--- START OF DATA LINES ---

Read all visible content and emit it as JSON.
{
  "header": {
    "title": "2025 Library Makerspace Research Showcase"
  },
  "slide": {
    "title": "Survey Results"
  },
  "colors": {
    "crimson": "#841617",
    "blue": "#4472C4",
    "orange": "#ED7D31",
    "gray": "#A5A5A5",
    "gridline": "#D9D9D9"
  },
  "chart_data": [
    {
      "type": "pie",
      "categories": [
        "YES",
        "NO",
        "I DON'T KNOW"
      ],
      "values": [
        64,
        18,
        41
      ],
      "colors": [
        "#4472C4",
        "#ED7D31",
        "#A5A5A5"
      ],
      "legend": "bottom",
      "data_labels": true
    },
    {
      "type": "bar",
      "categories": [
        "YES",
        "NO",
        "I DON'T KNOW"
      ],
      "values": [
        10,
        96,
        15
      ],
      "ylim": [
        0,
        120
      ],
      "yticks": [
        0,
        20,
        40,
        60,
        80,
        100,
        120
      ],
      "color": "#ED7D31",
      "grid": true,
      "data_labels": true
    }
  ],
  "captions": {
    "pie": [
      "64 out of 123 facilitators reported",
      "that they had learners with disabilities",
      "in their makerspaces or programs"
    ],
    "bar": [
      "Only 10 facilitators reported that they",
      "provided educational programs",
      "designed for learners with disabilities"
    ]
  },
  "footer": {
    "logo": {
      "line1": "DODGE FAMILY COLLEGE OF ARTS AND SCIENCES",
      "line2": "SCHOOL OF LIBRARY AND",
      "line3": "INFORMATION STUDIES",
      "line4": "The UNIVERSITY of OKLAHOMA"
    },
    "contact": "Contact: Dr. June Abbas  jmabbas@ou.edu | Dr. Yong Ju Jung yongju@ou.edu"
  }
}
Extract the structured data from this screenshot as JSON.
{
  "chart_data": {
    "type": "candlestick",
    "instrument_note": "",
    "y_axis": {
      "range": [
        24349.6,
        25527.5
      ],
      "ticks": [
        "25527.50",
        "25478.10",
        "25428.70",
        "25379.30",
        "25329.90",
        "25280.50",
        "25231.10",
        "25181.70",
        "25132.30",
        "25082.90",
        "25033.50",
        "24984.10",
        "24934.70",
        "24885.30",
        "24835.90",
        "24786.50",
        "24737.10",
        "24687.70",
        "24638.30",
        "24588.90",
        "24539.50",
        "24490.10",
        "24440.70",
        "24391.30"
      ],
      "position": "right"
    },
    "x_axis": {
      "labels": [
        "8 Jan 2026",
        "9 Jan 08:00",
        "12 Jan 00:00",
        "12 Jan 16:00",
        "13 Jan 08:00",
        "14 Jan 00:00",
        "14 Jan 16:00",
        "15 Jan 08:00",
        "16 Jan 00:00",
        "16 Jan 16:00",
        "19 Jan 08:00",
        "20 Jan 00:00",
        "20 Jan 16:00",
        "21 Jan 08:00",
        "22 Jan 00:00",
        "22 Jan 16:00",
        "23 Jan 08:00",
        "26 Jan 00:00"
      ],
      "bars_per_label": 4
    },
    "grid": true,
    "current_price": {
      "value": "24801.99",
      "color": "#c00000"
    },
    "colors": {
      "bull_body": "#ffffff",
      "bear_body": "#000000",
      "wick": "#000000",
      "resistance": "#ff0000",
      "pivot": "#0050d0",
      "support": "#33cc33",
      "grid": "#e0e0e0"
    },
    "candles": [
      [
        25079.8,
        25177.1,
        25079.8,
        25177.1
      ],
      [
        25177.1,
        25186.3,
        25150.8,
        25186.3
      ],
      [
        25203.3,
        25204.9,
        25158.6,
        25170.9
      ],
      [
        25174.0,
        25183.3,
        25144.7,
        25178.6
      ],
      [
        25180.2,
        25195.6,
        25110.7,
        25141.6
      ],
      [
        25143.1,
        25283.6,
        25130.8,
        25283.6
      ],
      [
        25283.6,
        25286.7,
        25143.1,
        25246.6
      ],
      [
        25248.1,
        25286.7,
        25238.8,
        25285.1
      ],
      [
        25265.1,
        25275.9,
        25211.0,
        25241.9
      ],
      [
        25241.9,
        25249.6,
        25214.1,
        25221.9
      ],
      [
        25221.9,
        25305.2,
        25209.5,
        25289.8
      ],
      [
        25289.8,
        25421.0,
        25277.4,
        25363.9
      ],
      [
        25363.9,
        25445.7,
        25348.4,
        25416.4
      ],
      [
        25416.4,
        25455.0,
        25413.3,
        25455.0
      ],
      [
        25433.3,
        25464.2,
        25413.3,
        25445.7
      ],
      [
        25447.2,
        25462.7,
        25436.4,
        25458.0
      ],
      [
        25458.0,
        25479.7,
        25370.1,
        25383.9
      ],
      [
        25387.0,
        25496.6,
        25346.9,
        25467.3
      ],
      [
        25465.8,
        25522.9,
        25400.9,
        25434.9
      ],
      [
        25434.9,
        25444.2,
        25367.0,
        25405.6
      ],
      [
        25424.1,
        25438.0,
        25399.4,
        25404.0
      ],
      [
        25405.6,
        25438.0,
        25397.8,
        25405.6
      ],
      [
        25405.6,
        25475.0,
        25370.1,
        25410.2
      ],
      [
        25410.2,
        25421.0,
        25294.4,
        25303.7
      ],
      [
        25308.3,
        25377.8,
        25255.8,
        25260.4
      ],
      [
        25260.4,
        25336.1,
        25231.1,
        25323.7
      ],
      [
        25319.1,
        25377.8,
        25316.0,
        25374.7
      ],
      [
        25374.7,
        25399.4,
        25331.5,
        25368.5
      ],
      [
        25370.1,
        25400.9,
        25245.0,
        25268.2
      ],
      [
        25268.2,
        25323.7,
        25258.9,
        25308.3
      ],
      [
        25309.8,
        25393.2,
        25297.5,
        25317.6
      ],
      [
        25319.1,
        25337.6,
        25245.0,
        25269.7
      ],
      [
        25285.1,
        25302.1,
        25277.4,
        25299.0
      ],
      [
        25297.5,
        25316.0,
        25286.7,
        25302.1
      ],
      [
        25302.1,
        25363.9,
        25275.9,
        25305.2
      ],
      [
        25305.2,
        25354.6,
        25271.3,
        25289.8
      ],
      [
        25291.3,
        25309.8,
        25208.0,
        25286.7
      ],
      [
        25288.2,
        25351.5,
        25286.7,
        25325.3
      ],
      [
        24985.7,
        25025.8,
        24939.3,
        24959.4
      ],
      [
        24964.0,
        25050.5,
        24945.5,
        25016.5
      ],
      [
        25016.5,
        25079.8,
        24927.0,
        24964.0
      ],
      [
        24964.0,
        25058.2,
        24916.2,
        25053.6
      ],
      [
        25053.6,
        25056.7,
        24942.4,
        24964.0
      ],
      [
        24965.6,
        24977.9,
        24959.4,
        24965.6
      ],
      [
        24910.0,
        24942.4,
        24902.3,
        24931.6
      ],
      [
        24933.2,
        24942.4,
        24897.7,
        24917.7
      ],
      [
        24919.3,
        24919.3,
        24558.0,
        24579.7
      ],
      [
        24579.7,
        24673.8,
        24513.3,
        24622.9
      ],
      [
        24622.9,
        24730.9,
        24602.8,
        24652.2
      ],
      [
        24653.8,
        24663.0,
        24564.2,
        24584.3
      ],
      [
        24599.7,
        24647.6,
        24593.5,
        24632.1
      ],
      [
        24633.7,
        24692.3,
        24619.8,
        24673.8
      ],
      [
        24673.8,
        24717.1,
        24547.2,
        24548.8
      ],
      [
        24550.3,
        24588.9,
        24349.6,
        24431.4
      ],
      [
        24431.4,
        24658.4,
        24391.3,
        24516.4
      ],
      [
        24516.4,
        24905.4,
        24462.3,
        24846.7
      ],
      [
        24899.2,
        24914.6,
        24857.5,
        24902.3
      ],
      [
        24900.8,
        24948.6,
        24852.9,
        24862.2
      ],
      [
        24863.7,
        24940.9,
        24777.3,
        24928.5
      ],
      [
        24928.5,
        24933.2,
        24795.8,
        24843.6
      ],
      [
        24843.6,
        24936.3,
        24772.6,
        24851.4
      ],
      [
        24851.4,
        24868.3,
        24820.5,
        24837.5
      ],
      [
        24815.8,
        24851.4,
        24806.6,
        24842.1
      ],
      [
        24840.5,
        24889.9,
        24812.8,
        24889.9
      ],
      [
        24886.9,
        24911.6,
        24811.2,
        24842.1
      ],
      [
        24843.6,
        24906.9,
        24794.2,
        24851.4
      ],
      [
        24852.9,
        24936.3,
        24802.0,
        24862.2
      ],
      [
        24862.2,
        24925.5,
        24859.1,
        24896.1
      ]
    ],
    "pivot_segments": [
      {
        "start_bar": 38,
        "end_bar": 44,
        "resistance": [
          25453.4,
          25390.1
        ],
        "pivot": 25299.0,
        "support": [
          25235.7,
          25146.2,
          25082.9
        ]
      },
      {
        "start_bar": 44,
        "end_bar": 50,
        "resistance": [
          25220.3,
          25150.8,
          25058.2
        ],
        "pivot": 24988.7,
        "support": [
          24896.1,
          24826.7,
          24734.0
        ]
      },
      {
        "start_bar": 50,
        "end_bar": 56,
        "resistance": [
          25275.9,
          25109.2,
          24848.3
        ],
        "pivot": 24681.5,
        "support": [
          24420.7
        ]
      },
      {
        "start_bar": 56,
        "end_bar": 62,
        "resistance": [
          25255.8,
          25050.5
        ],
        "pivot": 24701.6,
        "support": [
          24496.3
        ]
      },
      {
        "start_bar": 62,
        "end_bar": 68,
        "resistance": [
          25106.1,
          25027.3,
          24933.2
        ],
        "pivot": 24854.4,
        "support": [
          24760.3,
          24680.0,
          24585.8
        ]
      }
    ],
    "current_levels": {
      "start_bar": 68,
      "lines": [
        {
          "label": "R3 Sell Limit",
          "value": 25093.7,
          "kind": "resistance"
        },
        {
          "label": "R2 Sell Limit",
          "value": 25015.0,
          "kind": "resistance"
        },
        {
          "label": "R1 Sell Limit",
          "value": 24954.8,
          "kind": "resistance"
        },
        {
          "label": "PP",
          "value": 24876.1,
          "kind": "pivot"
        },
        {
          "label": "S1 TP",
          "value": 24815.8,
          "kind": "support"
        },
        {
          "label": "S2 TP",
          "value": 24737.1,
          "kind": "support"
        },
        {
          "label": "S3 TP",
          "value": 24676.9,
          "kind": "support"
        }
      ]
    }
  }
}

--- END OF DATA LINES ---

WHAT YOU HAVE TO DO: Copy out every line in the entries above that holds "JSON".

RESPONSE TO THE EXERCISE:
Read all visible content and emit it as JSON.
Extract the structured data from this screenshot as JSON.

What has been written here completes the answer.